··· Record excerpts

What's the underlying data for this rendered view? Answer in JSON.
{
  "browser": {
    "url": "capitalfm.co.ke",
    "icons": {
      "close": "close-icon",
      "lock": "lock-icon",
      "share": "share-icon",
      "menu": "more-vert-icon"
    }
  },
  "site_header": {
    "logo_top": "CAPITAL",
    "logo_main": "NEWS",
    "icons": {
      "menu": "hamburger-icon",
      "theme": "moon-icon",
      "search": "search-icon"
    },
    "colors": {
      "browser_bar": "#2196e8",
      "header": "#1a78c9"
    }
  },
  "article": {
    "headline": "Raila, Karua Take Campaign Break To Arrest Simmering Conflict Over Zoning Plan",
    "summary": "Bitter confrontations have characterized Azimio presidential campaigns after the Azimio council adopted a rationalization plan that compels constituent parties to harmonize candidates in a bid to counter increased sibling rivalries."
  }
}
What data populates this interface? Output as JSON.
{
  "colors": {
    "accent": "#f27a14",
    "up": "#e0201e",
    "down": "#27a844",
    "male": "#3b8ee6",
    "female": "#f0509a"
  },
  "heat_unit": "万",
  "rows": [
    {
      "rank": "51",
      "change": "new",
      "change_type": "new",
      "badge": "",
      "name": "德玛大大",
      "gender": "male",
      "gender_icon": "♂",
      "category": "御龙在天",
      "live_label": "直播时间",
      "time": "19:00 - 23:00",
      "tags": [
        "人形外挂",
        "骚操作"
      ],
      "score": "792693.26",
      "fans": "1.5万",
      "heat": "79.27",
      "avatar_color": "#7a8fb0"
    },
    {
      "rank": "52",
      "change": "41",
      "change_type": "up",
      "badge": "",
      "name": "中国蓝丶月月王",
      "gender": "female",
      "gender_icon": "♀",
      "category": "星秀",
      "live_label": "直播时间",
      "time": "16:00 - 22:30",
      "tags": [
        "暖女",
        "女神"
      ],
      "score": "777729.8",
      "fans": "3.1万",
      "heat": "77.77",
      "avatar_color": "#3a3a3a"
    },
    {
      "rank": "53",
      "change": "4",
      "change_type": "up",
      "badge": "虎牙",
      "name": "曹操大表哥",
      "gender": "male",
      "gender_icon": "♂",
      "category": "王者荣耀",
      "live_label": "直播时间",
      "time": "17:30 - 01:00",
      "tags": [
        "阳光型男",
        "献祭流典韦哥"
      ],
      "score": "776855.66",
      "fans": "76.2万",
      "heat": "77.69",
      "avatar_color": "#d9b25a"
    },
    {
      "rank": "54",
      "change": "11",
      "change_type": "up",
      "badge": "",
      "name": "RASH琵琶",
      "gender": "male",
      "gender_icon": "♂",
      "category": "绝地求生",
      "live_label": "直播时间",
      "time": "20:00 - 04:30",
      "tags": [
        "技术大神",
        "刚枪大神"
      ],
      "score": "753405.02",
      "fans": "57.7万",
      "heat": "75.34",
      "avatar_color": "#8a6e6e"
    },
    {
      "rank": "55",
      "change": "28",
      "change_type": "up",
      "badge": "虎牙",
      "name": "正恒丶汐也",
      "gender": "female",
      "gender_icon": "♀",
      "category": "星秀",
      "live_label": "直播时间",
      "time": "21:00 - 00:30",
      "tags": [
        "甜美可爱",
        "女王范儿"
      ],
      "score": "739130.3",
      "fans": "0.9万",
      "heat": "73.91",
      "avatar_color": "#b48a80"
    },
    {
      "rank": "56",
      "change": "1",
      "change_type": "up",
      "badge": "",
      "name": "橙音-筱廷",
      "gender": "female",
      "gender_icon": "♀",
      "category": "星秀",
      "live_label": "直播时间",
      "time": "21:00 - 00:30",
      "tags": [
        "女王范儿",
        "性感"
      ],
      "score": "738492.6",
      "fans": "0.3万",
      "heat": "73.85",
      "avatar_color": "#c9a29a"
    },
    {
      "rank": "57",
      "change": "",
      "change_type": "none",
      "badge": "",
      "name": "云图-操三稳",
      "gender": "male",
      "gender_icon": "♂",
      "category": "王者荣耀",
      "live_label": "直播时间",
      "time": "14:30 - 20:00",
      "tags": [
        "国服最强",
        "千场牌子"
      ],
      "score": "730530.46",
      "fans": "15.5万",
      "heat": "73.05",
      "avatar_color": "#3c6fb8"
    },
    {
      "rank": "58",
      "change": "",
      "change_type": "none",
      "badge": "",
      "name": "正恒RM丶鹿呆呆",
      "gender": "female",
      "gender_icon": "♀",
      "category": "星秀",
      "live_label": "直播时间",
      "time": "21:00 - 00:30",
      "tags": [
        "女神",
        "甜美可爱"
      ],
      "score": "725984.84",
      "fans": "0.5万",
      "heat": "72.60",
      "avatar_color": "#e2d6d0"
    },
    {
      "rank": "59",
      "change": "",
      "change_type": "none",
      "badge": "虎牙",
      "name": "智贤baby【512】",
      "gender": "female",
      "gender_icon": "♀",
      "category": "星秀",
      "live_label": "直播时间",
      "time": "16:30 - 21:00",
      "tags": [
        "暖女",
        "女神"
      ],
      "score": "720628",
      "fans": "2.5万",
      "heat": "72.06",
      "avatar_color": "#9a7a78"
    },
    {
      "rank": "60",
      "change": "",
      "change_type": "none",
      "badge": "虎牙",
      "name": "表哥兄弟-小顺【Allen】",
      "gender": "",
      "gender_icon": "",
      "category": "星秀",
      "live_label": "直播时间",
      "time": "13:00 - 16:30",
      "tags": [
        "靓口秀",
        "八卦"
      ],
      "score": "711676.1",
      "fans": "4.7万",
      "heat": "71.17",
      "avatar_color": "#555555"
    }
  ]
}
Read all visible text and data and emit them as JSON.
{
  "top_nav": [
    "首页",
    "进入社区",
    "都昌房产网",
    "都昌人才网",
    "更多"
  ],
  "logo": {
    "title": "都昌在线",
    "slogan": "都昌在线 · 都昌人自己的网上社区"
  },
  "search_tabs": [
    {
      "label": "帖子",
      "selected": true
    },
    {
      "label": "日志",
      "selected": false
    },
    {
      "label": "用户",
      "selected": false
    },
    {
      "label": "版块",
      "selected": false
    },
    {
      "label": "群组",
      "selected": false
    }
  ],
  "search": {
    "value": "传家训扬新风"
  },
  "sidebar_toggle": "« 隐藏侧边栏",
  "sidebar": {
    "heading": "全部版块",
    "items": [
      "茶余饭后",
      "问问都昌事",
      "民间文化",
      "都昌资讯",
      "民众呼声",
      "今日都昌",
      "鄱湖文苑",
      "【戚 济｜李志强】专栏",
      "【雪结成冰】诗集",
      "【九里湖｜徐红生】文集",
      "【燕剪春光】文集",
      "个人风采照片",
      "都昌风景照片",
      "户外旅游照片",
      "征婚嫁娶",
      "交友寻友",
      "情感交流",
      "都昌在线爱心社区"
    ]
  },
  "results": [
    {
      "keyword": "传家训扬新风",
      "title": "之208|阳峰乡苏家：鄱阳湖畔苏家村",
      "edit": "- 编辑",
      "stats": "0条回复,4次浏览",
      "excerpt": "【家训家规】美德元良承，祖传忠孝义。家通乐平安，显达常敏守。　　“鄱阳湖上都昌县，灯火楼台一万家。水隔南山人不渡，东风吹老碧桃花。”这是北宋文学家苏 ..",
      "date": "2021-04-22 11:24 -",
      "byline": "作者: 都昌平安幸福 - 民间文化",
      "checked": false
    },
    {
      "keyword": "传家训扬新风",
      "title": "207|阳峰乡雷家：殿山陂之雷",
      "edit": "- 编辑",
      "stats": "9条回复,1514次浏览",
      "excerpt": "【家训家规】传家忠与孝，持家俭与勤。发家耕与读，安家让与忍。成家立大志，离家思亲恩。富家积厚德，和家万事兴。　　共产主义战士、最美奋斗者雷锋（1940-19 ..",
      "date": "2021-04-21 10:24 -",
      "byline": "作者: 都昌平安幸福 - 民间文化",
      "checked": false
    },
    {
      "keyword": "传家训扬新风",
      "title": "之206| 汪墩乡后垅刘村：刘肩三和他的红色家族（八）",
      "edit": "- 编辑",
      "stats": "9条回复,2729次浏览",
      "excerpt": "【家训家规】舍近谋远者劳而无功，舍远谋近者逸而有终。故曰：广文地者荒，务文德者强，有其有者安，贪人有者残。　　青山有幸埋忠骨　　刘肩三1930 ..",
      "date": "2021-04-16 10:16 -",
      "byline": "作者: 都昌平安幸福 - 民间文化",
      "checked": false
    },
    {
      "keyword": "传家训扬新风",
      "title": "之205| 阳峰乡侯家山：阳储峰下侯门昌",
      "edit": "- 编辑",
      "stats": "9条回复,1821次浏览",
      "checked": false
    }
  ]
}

······

Find every line in the records that has the string "title", then state how many there are and nothing else.

5